**ZADANIA DO WYKONANIA**:
a) Z jakich wysp pochodzi artystka, która według tekstu o lubelskiej kulturze w 2011 roku dała koncert roku?
b) Wznów tekst o lubelskiej kulturze w 2011 roku, pisząc dalej po jego ostatnim zdaniu.

**PODANY FRAGMENT**:

########

Artykuły

Żar lubelskiej kultury

Jaki był 2011 rok w lubelskiej kulturze? Tradycyjnie mocno trzyma się teatr, ale nie brakowało też ciekawych wystaw. Okazało się jednak nieoczekiwanie, że w mieście stawiającym na rozwój sztuki zagrożony jest klub kultury alternatywnej - pisze Małgorzata Szlachetka w Gazecie Wyborczej - Lublin.

Koncert roku - Cesaria Evora w Lublinie

Dla rozrastającej się grupy różnej maści malkontentów i krytykantów jest to najlepszy dowód, że jednak można w Lublinie zrobić imprezę takiego formatu. "Bosonoga diwa" z Wysp Zielonego Przylądka dała fenomenalny koncert, świetnie wypadł także towarzyszący jej zespół. Szkoda tylko, że kolejnych takich koncertów Cesarii już nie będzie.

########

**FRAGMENTY DANYCH**:
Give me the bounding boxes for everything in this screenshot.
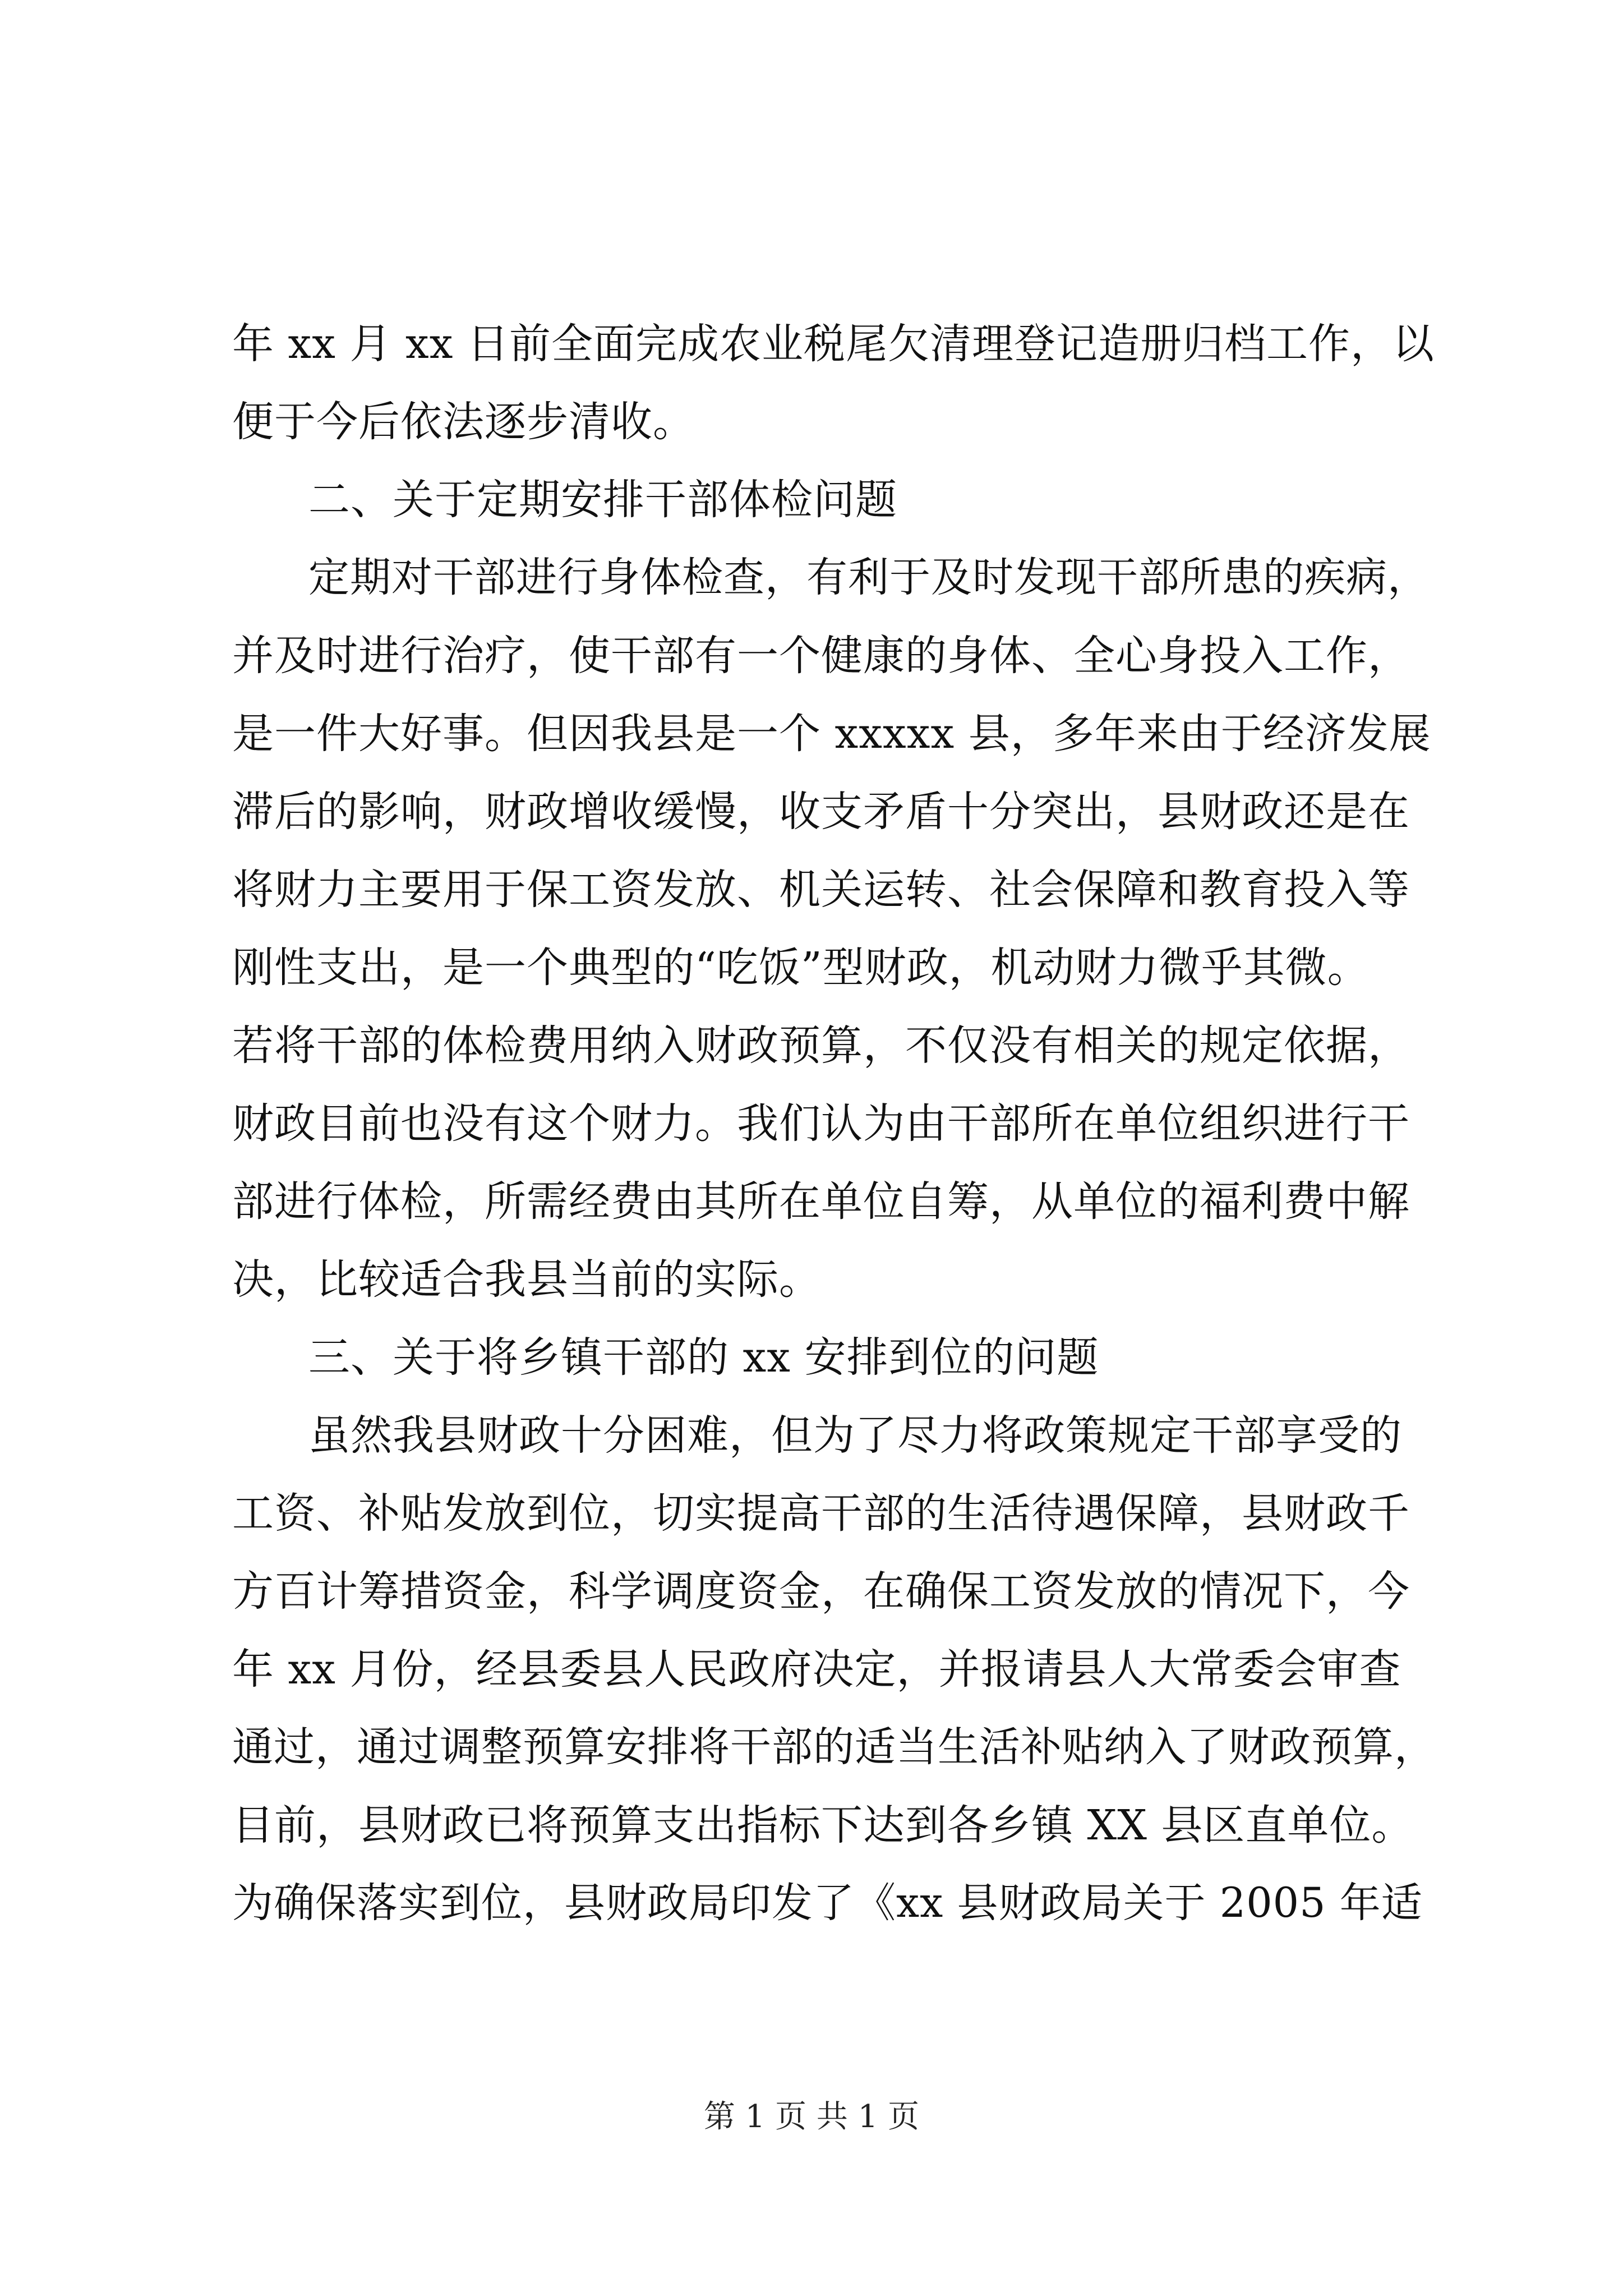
page-number-footer: 第 1 页 共 1 页 xyxy=(703,2099,920,2135)
body-text-line: 并及时进行治疗，使干部有一个健康的身体、全心身投入工作， xyxy=(232,632,1410,680)
body-text-line: 工资、补贴发放到位，切实提高干部的生活待遇保障，县财政千 xyxy=(232,1489,1410,1538)
body-text-line: 将财力主要用于保工资发放、机关运转、社会保障和教育投入等 xyxy=(232,866,1410,914)
body-text-line: 决，比较适合我县当前的实际。 xyxy=(232,1255,821,1304)
body-text-line: 年 xx 月 xx 日前全面完成农业税尾欠清理登记造册归档工作，以 xyxy=(232,320,1435,368)
section-heading: 二、关于定期安排干部体检问题 xyxy=(308,476,897,524)
section-heading: 三、关于将乡镇干部的 xx 安排到位的问题 xyxy=(308,1333,1099,1382)
body-text-line: 若将干部的体检费用纳入财政预算，不仅没有相关的规定依据， xyxy=(232,1022,1410,1070)
body-text-line: 虽然我县财政十分困难，但为了尽力将政策规定干部享受的 xyxy=(308,1411,1402,1460)
body-text-line: 是一件大好事。但因我县是一个 xxxxx 县，多年来由于经济发展 xyxy=(232,710,1431,758)
body-text-line: 滞后的影响，财政增收缓慢，收支矛盾十分突出，县财政还是在 xyxy=(232,788,1410,836)
body-text-line: 目前，县财政已将预算支出指标下达到各乡镇 XX 县区直单位。 xyxy=(232,1801,1414,1849)
body-text-line: 通过，通过调整预算安排将干部的适当生活补贴纳入了财政预算， xyxy=(232,1723,1436,1771)
body-text-line: 财政目前也没有这个财力。我们认为由干部所在单位组织进行干 xyxy=(232,1099,1410,1148)
body-text-line: 刚性支出，是一个典型的“吃饭”型财政，机动财力微乎其微。 xyxy=(232,944,1370,992)
body-text-line: 部进行体检，所需经费由其所在单位自筹，从单位的福利费中解 xyxy=(232,1177,1410,1226)
body-text-line: 年 xx 月份，经县委县人民政府决定，并报请县人大常委会审查 xyxy=(232,1645,1401,1694)
body-text-line: 为确保落实到位，县财政局印发了《xx 县财政局关于 2005 年适 xyxy=(232,1879,1423,1927)
body-text-line: 便于今后依法逐步清收。 xyxy=(232,398,695,446)
body-text-line: 定期对干部进行身体检查，有利于及时发现干部所患的疾病， xyxy=(308,554,1429,601)
body-text-line: 方百计筹措资金，科学调度资金，在确保工资发放的情况下，今 xyxy=(232,1567,1410,1616)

########

**OCZEKIWANE ODPOWIEDZI**:
a) Z Wysp Zielonego Przylądka.

b)
W tym kontekście warto jeszcze pochwalić miasto za to, że w związku z koncertem udało się uruchomić dodatkową komunikację autobusową i że nad tym, aby w dniu wydarzenia ta część miasta w ogóle się nie zakorkowała, czuwała rzesza policjantów. A auta były kierowane na wyznaczone wcześniej, tymczasowe parkingi. Dzięki temu widzowie mogli bez problemów przyjechać na koncert, a potem z niego wrócić.

Premiery teatralne roku - "Bracia Karamazow" i "Żar"

Premiera "Braci Karamazow" odbyła się w czerwcu i od razu stała się wydarzeniem. Spektakl wyrasta z fascynacji Janusza Opryńskiego Rosją, reżyserowi udało się zebrać ekipę marzeń. Począwszy od autora tłumaczenia, czyli prof. Wodzińskiego, a skończywszy na aktorach. Powstał spektakl, którego nie tylko nie trzeba się wstydzić, ale można chwalić się nim na zewnątrz.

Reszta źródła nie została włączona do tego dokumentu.